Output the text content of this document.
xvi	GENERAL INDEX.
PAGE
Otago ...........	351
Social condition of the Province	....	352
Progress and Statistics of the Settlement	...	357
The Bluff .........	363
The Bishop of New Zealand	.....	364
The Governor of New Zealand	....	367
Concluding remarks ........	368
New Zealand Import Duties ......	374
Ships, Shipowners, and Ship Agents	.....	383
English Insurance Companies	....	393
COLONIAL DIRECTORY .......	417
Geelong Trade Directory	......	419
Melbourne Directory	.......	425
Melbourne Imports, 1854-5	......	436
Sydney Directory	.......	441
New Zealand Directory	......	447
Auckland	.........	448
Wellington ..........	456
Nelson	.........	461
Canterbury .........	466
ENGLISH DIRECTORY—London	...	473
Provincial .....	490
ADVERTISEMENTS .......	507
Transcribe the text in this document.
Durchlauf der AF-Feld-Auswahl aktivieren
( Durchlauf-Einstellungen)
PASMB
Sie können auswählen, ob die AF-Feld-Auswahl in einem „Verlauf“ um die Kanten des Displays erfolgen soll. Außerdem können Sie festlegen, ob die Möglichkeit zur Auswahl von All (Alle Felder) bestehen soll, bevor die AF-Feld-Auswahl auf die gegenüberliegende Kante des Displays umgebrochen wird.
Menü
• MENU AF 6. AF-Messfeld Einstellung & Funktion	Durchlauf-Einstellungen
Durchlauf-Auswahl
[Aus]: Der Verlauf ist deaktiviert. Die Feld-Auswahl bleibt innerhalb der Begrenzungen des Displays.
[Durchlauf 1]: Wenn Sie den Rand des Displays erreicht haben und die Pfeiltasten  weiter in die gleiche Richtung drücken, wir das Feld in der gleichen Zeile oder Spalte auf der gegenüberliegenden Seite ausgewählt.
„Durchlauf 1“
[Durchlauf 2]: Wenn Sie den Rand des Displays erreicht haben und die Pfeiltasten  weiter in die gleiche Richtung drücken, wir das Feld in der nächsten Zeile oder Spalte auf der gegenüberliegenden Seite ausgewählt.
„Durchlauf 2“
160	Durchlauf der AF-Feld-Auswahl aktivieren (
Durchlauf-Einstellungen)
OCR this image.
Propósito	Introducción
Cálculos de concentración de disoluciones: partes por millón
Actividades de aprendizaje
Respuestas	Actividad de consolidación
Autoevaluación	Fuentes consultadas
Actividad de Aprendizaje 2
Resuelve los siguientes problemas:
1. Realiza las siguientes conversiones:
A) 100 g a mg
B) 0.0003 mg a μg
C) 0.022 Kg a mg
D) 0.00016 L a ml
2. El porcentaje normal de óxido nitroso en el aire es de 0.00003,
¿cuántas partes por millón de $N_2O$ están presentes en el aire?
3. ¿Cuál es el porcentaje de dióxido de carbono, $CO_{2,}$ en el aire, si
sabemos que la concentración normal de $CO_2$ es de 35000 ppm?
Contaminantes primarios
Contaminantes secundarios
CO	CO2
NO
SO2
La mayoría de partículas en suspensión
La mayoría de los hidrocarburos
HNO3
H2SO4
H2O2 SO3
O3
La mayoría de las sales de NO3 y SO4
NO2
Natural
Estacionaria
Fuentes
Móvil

• Task
Transcribe every entry exactly, omitting nothing.

• Written reply
Output the text content of this document.
xvi	GENERAL INDEX.
PAGE
Otago ...........	351
Social condition of the Province	....	352
Progress and Statistics of the Settlement	...	357
The Bluff .........	363
The Bishop of New Zealand	.....	364
The Governor of New Zealand	....	367
Concluding remarks ........	368
New Zealand Import Duties ......	374
Ships, Shipowners, and Ship Agents	.....	383
English Insurance Companies	....	393
COLONIAL DIRECTORY .......	417
Geelong Trade Directory	......	419
Melbourne Directory	.......	425
Melbourne Imports, 1854-5	......	436
Sydney Directory	.......	441
New Zealand Directory	......	447
Auckland	.........	448
Wellington ..........	456
Nelson	.........	461
Canterbury .........	466
ENGLISH DIRECTORY—London	...	473
Provincial .....	490
ADVERTISEMENTS .......	507
Transcribe the text in this document.
Durchlauf der AF-Feld-Auswahl aktivieren
( Durchlauf-Einstellungen)
PASMB
Sie können auswählen, ob die AF-Feld-Auswahl in einem „Verlauf“ um die Kanten des Displays erfolgen soll. Außerdem können Sie festlegen, ob die Möglichkeit zur Auswahl von All (Alle Felder) bestehen soll, bevor die AF-Feld-Auswahl auf die gegenüberliegende Kante des Displays umgebrochen wird.
Menü
• MENU AF 6. AF-Messfeld Einstellung & Funktion	Durchlauf-Einstellungen
Durchlauf-Auswahl
[Aus]: Der Verlauf ist deaktiviert. Die Feld-Auswahl bleibt innerhalb der Begrenzungen des Displays.
[Durchlauf 1]: Wenn Sie den Rand des Displays erreicht haben und die Pfeiltasten  weiter in die gleiche Richtung drücken, wir das Feld in der gleichen Zeile oder Spalte auf der gegenüberliegenden Seite ausgewählt.
„Durchlauf 1“
[Durchlauf 2]: Wenn Sie den Rand des Displays erreicht haben und die Pfeiltasten  weiter in die gleiche Richtung drücken, wir das Feld in der nächsten Zeile oder Spalte auf der gegenüberliegenden Seite ausgewählt.
„Durchlauf 2“
160	Durchlauf der AF-Feld-Auswahl aktivieren (
Durchlauf-Einstellungen)
OCR this image.
Propósito	Introducción
Cálculos de concentración de disoluciones: partes por millón
Actividades de aprendizaje
Respuestas	Actividad de consolidación
Autoevaluación	Fuentes consultadas
Actividad de Aprendizaje 2
Resuelve los siguientes problemas:
1. Realiza las siguientes conversiones:
A) 100 g a mg
B) 0.0003 mg a μg
C) 0.022 Kg a mg
D) 0.00016 L a ml
2. El porcentaje normal de óxido nitroso en el aire es de 0.00003,
¿cuántas partes por millón de $N_2O$ están presentes en el aire?
3. ¿Cuál es el porcentaje de dióxido de carbono, $CO_{2,}$ en el aire, si
sabemos que la concentración normal de $CO_2$ es de 35000 ppm?
Contaminantes primarios
Contaminantes secundarios
CO	CO2
NO
SO2
La mayoría de partículas en suspensión
La mayoría de los hidrocarburos
HNO3
H2SO4
H2O2 SO3
O3
La mayoría de las sales de NO3 y SO4
NO2
Natural
Estacionaria
Fuentes
Móvil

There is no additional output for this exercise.